DO THIS: Gather every line holding the string "CUDA".

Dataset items
──────
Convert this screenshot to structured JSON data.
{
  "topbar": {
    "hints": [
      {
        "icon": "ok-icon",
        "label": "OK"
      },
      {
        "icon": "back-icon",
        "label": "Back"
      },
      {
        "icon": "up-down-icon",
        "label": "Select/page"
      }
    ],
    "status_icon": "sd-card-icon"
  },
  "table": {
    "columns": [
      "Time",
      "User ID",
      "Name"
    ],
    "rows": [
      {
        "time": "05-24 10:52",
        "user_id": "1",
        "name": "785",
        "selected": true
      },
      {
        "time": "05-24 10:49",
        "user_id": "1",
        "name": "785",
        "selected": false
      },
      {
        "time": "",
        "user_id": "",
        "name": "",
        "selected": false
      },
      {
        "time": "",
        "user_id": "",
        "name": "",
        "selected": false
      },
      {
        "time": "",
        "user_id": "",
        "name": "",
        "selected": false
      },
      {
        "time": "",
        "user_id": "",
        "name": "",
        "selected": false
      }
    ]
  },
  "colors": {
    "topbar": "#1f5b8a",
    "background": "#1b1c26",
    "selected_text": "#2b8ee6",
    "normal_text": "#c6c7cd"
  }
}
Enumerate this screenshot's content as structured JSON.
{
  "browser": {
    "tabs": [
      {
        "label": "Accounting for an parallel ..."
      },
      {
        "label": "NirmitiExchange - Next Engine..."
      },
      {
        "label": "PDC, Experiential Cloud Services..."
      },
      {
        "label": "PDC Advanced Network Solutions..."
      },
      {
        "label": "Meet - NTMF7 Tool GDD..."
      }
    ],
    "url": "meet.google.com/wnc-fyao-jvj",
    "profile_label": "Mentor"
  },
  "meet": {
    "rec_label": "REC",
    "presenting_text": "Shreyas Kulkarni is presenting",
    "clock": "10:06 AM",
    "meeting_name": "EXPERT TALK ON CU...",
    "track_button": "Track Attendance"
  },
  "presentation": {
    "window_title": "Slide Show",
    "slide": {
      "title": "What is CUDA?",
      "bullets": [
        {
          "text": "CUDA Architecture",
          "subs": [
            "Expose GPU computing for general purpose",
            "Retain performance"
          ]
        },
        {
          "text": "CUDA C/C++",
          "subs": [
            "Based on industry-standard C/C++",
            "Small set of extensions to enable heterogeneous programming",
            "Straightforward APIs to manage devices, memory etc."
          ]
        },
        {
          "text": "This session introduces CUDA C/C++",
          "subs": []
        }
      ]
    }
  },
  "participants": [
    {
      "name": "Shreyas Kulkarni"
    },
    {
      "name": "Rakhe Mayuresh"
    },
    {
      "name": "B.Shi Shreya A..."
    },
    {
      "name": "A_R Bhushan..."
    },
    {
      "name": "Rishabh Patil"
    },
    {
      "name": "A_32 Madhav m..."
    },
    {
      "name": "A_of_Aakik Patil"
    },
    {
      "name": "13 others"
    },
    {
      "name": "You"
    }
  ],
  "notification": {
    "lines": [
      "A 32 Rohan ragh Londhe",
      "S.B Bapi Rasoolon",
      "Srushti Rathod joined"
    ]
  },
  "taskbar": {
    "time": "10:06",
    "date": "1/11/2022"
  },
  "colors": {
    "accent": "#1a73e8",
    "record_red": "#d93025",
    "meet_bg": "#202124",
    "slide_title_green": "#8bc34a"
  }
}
──────
ANSWER TO THE EXERCISE:
      "title": "What is CUDA?",
          "text": "CUDA Architecture",
          "text": "CUDA C/C++",
          "text": "This session introduces CUDA C/C++",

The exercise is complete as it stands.